*EXERCISE AIM*:
Only lines with the string "image" matter here; gather them from the material below.

Start TASK DATA

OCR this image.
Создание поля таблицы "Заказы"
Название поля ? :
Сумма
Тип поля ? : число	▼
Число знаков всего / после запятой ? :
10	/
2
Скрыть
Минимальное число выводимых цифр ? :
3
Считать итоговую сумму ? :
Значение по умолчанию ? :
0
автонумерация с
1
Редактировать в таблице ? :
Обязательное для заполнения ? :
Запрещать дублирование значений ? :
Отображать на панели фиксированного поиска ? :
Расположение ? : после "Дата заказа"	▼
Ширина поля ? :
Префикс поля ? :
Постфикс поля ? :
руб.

End TASK DATA
Start TASK DATA

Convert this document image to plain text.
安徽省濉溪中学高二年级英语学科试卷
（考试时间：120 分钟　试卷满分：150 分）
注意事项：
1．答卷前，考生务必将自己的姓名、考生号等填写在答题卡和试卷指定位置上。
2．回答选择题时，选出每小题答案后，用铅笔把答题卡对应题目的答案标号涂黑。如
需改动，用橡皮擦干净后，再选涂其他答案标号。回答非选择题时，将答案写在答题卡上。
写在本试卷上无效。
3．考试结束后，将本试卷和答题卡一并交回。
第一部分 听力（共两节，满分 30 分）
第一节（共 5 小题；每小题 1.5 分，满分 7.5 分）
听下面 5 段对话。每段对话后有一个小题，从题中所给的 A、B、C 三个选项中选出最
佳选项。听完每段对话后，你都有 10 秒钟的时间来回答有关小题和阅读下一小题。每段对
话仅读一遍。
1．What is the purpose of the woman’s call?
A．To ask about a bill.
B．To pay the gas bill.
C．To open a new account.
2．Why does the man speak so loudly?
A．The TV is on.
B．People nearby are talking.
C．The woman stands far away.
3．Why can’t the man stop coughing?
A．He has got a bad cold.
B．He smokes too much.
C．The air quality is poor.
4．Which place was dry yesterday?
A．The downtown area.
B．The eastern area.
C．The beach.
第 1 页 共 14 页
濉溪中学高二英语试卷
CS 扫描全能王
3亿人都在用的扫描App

End TASK DATA

*RESULT OF THIS TASK*:
OCR this image.
Convert this document image to plain text.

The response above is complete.